* About this exercise
Reproduce the line containing "Give me the" and every line after it through the end of the records. Include nothing else.

* Data extracts
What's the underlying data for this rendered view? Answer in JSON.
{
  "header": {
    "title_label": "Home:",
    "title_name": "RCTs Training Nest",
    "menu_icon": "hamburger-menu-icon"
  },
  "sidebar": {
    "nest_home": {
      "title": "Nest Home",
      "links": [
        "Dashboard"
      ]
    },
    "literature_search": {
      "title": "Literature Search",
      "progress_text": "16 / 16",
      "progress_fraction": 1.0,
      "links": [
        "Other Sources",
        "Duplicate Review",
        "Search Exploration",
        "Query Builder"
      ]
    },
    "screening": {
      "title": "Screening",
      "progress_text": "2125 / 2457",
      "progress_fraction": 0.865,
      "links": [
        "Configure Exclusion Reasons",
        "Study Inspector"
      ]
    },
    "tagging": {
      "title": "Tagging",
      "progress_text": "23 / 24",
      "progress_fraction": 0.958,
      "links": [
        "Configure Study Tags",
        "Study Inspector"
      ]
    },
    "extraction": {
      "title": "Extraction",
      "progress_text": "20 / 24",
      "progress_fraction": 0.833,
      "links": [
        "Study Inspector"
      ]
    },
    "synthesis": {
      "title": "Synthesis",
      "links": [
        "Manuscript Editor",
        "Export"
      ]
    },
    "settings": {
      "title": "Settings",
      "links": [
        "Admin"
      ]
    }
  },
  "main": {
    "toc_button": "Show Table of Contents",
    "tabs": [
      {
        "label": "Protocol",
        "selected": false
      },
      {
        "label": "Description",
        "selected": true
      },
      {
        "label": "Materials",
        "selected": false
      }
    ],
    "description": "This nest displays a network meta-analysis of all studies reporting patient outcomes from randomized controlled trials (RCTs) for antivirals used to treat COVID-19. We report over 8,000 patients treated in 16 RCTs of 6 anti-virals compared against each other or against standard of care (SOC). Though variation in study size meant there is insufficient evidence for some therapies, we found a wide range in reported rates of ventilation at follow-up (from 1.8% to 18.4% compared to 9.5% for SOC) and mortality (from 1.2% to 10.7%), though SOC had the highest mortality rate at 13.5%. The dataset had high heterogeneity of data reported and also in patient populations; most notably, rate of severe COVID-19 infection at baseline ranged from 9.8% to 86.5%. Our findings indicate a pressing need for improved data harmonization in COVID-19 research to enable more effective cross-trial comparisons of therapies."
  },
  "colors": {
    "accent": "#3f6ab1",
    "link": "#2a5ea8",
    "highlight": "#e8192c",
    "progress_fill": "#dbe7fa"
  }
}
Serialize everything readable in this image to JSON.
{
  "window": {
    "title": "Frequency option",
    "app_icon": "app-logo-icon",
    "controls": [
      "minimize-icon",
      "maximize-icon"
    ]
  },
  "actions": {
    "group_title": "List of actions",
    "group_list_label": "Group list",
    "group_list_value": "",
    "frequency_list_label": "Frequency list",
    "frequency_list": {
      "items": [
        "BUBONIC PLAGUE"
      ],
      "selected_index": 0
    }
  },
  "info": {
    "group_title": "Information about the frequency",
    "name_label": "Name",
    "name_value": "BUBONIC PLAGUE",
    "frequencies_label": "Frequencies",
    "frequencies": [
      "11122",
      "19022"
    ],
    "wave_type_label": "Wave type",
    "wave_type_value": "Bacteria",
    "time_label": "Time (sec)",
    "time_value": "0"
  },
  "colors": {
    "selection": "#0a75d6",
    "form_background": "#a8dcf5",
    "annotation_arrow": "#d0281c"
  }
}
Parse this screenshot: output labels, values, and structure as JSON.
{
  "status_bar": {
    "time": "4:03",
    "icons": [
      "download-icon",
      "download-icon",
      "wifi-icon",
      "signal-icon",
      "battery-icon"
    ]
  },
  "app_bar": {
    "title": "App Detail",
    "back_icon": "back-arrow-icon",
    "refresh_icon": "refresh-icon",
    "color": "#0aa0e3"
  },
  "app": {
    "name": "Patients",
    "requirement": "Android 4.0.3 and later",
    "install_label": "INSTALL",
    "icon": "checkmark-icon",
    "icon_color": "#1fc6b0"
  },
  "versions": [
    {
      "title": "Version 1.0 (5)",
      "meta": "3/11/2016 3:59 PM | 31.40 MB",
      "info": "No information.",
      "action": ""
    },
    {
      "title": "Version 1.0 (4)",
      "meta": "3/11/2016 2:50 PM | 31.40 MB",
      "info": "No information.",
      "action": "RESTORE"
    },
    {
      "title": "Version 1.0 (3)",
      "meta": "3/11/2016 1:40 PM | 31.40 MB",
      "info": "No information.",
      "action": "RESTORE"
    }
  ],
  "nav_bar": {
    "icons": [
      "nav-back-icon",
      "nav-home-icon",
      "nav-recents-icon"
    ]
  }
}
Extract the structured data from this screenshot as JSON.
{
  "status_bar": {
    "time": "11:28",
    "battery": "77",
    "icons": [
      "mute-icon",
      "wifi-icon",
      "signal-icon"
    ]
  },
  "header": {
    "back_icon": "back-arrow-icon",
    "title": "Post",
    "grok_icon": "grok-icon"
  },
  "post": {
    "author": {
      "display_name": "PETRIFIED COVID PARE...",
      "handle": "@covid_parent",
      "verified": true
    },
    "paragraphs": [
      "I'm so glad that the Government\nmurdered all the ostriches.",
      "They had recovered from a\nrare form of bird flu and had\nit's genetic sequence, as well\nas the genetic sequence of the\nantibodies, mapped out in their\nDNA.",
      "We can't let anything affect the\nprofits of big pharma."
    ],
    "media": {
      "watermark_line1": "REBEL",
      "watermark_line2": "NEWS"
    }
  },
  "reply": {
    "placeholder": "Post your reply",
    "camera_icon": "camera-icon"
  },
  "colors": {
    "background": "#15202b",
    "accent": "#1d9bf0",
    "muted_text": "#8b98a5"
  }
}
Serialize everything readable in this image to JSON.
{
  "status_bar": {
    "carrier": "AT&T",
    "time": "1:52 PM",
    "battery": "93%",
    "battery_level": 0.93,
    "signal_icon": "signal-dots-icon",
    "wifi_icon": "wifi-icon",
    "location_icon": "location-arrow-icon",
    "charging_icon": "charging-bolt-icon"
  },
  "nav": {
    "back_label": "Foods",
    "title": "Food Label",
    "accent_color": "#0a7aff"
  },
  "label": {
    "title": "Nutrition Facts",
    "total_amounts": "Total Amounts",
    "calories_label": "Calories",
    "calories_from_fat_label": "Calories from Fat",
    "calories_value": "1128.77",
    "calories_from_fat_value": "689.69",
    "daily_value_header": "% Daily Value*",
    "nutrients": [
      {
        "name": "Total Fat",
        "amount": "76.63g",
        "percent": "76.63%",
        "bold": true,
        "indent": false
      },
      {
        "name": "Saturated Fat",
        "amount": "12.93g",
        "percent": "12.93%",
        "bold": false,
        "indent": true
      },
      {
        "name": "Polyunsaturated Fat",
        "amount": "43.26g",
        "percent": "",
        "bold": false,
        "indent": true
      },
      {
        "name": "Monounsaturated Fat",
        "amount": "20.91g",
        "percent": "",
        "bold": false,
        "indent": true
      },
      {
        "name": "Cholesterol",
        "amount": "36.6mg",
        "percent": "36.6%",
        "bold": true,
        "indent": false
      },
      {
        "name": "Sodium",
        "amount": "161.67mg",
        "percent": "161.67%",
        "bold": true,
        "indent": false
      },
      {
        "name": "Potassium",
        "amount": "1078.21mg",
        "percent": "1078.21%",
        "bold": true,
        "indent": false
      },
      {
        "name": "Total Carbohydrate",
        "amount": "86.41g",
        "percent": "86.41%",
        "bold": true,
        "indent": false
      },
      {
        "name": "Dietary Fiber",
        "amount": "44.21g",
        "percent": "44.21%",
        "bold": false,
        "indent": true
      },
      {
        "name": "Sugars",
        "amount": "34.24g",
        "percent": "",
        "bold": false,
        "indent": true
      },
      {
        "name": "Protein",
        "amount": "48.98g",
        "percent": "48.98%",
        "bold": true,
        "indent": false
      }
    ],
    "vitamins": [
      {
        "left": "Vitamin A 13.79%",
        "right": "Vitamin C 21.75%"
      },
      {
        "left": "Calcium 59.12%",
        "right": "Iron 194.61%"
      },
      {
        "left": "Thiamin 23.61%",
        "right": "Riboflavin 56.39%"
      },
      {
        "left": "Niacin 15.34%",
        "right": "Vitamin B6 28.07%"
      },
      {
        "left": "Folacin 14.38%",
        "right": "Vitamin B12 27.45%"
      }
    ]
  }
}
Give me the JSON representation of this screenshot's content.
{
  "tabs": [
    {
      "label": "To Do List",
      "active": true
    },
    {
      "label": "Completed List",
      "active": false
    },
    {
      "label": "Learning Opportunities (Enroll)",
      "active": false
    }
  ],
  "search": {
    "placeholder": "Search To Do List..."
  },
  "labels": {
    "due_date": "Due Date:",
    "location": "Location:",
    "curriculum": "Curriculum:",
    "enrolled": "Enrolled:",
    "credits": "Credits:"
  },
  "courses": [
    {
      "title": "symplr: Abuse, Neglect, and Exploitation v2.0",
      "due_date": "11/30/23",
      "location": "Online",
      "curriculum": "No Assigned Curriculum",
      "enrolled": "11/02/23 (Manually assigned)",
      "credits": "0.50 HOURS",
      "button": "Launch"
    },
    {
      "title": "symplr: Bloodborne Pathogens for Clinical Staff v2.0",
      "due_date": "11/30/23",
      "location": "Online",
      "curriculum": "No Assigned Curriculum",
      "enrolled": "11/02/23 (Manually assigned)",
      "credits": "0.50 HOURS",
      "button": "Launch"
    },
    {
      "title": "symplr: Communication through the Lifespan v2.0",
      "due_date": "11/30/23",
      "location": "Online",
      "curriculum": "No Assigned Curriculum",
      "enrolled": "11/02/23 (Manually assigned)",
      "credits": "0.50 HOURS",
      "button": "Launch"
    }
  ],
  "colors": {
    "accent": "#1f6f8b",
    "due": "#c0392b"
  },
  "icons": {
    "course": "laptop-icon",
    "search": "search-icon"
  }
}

* Worked solution
Give me the JSON representation of this screenshot's content.
{
  "tabs": [
    {
      "label": "To Do List",
      "active": true
    },
    {
      "label": "Completed List",
      "active": false
    },
    {
      "label": "Learning Opportunities (Enroll)",
      "active": false
    }
  ],
  "search": {
    "placeholder": "Search To Do List..."
  },
  "labels": {
    "due_date": "Due Date:",
    "location": "Location:",
    "curriculum": "Curriculum:",
    "enrolled": "Enrolled:",
    "credits": "Credits:"
  },
  "courses": [
    {
      "title": "symplr: Abuse, Neglect, and Exploitation v2.0",
      "due_date": "11/30/23",
      "location": "Online",
      "curriculum": "No Assigned Curriculum",
      "enrolled": "11/02/23 (Manually assigned)",
      "credits": "0.50 HOURS",
      "button": "Launch"
    },
    {
      "title": "symplr: Bloodborne Pathogens for Clinical Staff v2.0",
      "due_date": "11/30/23",
      "location": "Online",
      "curriculum": "No Assigned Curriculum",
      "enrolled": "11/02/23 (Manually assigned)",
      "credits": "0.50 HOURS",
      "button": "Launch"
    },
    {
      "title": "symplr: Communication through the Lifespan v2.0",
      "due_date": "11/30/23",
      "location": "Online",
      "curriculum": "No Assigned Curriculum",
      "enrolled": "11/02/23 (Manually assigned)",
      "credits": "0.50 HOURS",
      "button": "Launch"
    }
  ],
  "colors": {
    "accent": "#1f6f8b",
    "due": "#c0392b"
  },
  "icons": {
    "course": "laptop-icon",
    "search": "search-icon"
  }
}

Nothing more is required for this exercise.